Data for this exercise START

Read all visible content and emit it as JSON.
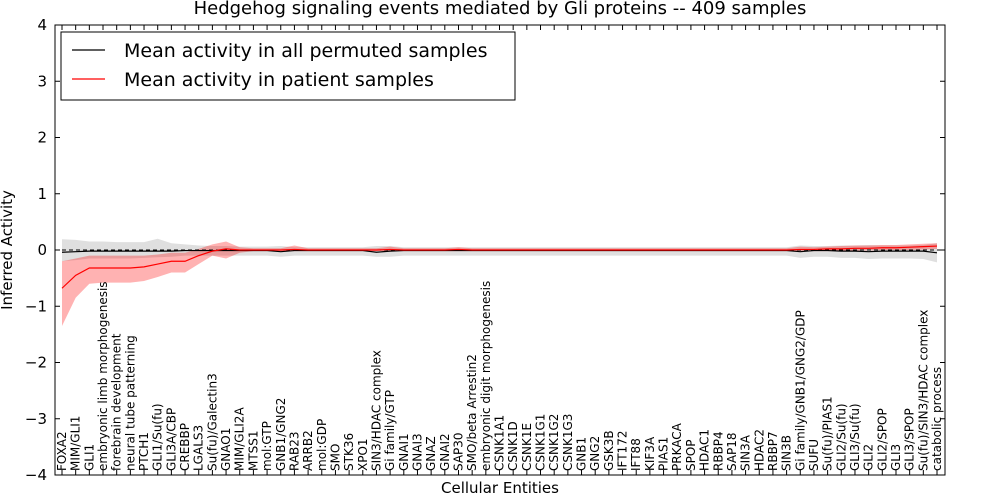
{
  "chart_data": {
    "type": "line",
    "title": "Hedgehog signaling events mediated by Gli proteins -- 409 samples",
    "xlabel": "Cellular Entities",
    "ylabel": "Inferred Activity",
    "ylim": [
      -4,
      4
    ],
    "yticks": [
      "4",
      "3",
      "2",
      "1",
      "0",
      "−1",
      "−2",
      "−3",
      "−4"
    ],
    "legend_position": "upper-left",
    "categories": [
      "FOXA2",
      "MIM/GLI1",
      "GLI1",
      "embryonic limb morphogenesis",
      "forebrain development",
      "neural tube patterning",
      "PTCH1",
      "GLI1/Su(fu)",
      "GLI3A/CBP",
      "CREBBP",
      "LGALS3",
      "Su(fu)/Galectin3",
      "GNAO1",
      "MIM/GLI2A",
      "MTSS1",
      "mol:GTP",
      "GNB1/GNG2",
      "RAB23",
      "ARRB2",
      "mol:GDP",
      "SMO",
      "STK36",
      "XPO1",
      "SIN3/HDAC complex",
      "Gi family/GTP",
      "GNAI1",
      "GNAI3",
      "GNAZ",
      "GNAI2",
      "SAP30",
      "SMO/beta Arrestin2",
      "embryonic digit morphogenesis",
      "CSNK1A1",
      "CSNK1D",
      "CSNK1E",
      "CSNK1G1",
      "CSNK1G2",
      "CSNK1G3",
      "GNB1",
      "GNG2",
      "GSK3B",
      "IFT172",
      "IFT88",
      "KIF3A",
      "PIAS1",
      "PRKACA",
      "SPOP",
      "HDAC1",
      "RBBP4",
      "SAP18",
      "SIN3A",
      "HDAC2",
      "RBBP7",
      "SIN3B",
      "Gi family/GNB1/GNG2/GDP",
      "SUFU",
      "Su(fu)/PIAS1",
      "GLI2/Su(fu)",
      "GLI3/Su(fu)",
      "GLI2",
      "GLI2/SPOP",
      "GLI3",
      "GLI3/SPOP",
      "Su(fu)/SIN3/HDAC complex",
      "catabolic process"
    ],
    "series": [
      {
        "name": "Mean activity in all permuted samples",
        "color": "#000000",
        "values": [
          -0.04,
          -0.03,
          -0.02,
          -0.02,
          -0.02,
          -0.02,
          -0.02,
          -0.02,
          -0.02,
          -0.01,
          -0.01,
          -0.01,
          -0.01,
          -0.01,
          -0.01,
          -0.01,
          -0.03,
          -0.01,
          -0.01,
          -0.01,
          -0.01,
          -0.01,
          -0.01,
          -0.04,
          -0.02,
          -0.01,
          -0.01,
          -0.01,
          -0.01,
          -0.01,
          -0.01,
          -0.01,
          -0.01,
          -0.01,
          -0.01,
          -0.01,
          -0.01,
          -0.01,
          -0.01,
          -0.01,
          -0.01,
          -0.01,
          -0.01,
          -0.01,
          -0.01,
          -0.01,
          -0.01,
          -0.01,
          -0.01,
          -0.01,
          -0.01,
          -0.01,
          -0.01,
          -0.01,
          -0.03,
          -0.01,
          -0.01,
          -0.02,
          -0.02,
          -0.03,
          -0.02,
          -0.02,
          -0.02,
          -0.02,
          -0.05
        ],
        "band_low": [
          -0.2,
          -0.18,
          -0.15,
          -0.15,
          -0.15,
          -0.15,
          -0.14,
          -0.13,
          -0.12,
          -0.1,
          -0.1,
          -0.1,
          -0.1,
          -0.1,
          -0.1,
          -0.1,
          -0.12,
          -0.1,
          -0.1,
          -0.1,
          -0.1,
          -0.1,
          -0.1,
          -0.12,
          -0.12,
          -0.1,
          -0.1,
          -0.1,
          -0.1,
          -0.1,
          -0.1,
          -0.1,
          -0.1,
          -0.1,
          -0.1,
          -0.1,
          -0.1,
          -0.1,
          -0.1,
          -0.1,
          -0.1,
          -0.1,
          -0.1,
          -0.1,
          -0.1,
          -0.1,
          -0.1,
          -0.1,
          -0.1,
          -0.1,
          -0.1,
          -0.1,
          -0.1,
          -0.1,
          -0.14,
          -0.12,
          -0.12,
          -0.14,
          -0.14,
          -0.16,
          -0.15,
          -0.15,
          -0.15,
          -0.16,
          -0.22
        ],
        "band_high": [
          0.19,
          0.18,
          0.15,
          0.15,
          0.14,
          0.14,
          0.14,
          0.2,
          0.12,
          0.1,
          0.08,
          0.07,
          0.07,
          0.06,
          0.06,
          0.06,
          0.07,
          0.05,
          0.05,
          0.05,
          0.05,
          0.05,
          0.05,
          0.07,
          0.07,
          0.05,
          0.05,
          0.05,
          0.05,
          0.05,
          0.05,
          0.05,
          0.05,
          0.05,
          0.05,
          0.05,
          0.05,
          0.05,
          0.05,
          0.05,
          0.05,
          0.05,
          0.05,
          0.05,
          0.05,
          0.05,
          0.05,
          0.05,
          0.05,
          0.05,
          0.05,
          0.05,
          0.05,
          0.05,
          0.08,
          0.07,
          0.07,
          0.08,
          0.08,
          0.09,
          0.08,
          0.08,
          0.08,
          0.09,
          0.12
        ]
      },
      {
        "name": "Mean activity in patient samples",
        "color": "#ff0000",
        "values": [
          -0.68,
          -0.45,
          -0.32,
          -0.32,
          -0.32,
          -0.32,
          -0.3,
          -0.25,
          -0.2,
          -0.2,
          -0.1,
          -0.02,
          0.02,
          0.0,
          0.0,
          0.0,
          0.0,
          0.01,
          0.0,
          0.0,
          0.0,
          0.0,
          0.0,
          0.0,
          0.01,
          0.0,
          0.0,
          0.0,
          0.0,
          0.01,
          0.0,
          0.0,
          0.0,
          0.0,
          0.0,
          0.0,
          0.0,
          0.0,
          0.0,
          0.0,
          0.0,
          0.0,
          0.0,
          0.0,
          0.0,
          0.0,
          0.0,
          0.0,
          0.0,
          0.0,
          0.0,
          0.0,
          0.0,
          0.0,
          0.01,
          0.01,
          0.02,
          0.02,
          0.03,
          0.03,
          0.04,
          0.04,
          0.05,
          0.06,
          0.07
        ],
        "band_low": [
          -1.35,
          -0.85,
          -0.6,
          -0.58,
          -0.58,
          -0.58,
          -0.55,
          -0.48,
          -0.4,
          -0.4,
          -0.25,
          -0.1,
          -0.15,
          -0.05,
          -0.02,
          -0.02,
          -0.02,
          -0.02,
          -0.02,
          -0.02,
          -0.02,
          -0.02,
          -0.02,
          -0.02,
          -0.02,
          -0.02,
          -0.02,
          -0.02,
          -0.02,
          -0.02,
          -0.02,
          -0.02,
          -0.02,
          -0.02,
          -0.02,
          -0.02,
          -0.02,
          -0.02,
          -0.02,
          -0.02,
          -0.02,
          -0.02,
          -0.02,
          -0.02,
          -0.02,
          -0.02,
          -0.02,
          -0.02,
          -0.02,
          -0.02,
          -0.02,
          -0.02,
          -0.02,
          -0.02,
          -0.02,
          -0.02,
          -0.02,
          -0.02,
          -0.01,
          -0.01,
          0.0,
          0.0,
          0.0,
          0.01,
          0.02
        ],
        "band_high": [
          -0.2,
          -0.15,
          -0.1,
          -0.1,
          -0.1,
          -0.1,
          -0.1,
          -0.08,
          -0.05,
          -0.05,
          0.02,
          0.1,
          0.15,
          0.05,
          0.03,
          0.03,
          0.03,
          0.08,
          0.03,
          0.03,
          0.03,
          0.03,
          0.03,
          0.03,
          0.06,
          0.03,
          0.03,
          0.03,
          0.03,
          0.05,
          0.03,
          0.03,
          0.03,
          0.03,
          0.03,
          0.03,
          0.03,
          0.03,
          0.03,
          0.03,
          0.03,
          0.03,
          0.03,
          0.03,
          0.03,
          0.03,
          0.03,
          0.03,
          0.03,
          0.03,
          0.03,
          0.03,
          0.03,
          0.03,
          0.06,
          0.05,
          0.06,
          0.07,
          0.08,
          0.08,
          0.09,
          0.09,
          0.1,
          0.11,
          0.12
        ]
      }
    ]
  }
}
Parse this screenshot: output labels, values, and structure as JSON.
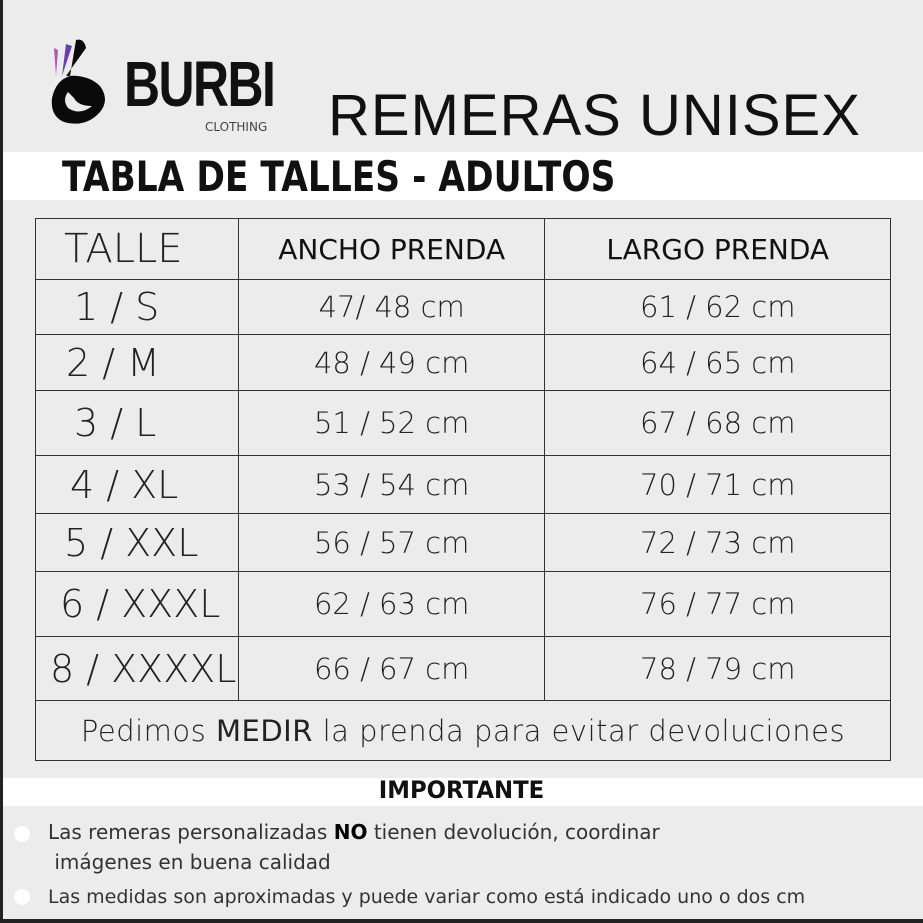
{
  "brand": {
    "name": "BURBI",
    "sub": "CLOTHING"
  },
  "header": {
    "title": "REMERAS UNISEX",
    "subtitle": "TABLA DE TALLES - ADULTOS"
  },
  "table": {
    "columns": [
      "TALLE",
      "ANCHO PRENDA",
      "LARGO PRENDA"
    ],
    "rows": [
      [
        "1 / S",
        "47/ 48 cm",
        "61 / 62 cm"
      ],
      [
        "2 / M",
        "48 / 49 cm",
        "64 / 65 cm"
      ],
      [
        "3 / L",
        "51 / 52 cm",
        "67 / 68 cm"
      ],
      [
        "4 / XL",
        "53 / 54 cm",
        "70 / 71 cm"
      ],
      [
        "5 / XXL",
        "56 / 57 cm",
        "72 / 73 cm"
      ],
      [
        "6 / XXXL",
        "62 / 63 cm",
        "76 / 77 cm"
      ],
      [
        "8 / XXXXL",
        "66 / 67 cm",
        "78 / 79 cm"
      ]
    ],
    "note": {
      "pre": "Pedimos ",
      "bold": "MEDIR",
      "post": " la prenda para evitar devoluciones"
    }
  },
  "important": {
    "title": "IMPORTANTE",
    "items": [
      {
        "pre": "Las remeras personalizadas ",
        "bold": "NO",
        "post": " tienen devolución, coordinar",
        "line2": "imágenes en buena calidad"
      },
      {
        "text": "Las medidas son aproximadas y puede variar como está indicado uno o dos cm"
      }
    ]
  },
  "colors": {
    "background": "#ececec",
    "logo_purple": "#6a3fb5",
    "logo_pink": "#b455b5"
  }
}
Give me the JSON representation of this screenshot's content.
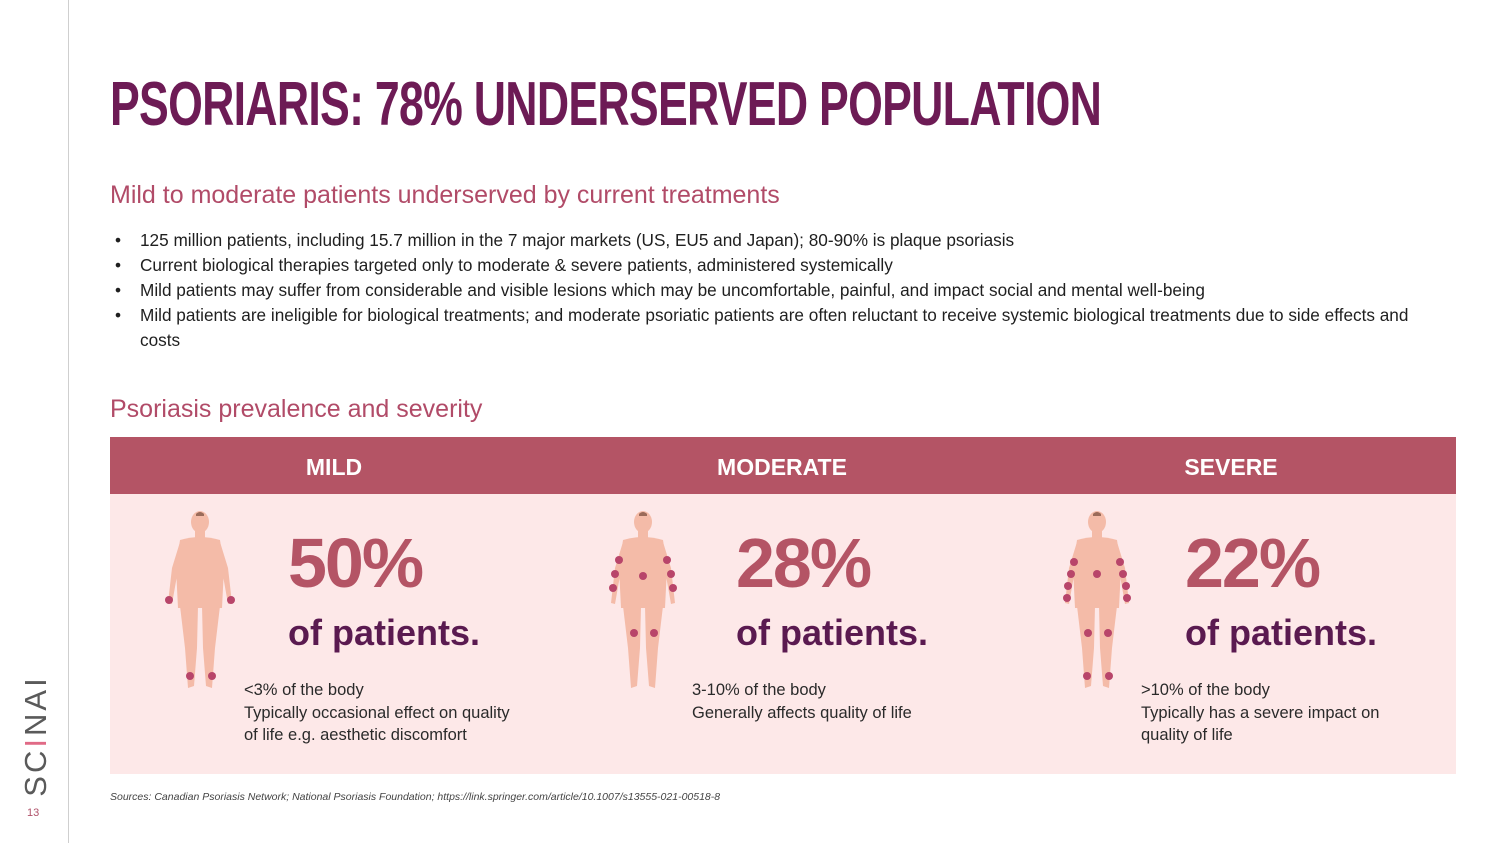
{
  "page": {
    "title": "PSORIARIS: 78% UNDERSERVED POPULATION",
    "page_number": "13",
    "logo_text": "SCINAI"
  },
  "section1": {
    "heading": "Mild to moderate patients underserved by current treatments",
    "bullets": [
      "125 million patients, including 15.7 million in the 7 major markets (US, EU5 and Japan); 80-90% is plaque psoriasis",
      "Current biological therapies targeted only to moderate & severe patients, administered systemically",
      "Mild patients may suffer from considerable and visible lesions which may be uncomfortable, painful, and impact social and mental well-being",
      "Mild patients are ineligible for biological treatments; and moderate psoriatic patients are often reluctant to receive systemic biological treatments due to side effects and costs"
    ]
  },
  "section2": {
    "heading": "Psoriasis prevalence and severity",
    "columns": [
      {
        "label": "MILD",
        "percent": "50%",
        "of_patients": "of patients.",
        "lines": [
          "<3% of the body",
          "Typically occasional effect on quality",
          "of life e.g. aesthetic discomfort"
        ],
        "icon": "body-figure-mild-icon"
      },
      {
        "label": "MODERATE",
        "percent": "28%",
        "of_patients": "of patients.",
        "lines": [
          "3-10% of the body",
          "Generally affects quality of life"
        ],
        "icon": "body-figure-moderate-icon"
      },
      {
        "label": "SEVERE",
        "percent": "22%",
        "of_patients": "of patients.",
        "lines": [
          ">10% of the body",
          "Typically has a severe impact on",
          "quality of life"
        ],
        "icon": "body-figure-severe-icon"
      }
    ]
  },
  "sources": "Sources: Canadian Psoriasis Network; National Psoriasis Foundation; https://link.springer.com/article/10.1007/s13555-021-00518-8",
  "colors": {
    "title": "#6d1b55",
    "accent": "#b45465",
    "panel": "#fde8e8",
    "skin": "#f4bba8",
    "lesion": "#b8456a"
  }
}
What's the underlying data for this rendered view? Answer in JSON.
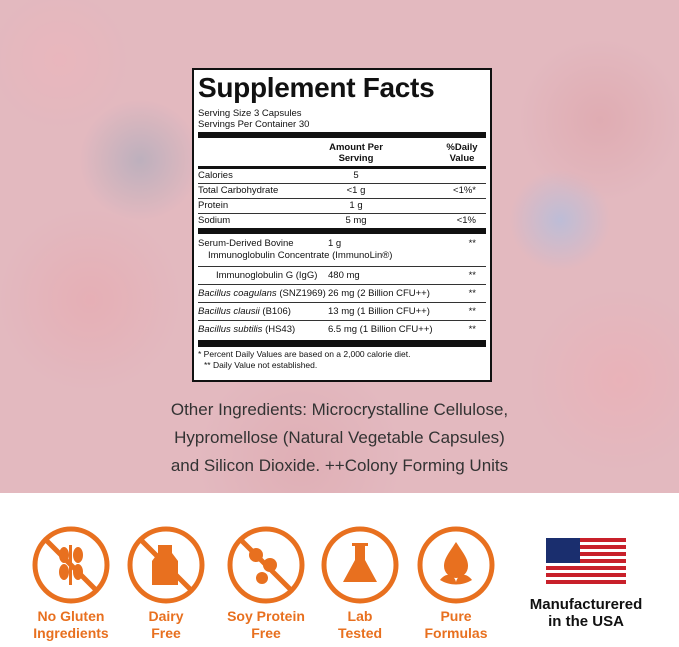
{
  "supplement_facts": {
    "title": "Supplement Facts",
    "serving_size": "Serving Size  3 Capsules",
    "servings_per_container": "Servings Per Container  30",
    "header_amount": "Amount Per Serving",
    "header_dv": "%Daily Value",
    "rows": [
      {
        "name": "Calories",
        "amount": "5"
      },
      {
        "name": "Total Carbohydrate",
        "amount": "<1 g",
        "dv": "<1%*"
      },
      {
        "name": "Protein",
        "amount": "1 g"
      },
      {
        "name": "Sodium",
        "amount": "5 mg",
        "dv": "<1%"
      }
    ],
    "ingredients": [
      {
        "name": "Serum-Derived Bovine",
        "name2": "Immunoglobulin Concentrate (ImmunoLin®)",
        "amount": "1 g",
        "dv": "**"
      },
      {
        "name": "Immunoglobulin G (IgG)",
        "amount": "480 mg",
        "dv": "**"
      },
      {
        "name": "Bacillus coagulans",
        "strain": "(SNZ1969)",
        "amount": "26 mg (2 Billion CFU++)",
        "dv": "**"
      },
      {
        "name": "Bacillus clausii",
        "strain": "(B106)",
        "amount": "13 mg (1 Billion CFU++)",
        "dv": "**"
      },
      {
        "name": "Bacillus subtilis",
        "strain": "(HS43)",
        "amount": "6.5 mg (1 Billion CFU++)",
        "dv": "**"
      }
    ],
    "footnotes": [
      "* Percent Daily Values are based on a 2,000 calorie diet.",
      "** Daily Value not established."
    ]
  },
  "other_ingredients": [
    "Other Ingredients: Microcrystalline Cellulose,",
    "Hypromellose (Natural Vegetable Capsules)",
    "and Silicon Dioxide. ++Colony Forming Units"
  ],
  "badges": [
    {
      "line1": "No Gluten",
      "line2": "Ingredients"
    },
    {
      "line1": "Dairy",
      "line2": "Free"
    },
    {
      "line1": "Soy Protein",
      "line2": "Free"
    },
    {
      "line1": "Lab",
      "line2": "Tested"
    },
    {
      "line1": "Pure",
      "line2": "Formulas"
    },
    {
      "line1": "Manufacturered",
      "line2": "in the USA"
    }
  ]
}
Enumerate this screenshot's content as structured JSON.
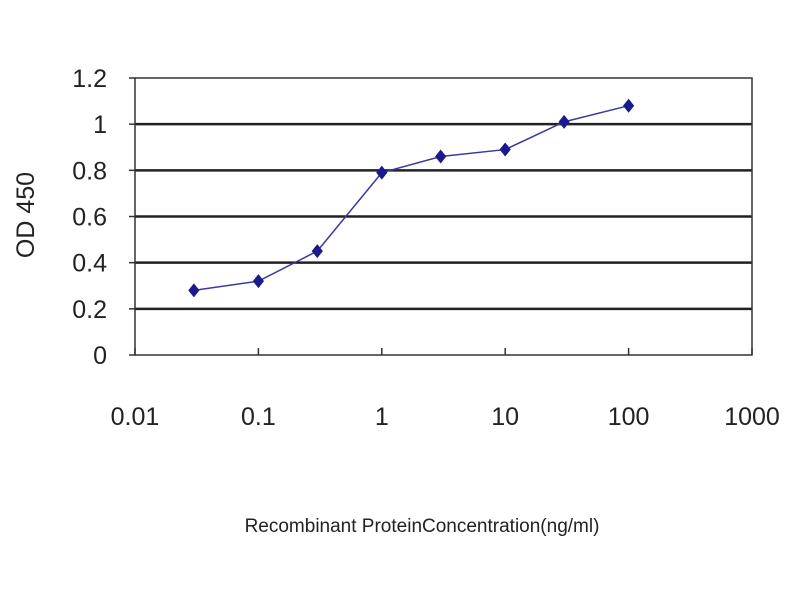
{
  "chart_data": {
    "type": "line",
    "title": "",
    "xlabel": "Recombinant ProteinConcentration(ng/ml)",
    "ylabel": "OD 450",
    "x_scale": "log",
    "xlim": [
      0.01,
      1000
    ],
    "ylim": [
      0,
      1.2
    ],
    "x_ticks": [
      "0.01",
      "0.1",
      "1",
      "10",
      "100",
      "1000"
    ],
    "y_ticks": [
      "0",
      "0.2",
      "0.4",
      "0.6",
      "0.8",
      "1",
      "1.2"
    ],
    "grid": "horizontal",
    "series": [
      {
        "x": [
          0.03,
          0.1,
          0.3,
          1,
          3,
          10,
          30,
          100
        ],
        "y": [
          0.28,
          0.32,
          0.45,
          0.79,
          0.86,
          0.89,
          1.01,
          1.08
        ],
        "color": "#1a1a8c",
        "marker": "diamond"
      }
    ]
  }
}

Data for this exercise END

▶ **Work item**
From the line containing "Enumerate this screenshot's" down to the end of the listing above, every line is to be returned exactly, though the pictures are not.

▶ **Finished exercise**
Enumerate this screenshot's content as structured JSON.
{
  "chart_data": {
    "type": "line",
    "title": "",
    "xlabel": "Recombinant ProteinConcentration(ng/ml)",
    "ylabel": "OD 450",
    "x_scale": "log",
    "xlim": [
      0.01,
      1000
    ],
    "ylim": [
      0,
      1.2
    ],
    "x_ticks": [
      "0.01",
      "0.1",
      "1",
      "10",
      "100",
      "1000"
    ],
    "y_ticks": [
      "0",
      "0.2",
      "0.4",
      "0.6",
      "0.8",
      "1",
      "1.2"
    ],
    "grid": "horizontal",
    "series": [
      {
        "x": [
          0.03,
          0.1,
          0.3,
          1,
          3,
          10,
          30,
          100
        ],
        "y": [
          0.28,
          0.32,
          0.45,
          0.79,
          0.86,
          0.89,
          1.01,
          1.08
        ],
        "color": "#1a1a8c",
        "marker": "diamond"
      }
    ]
  }
}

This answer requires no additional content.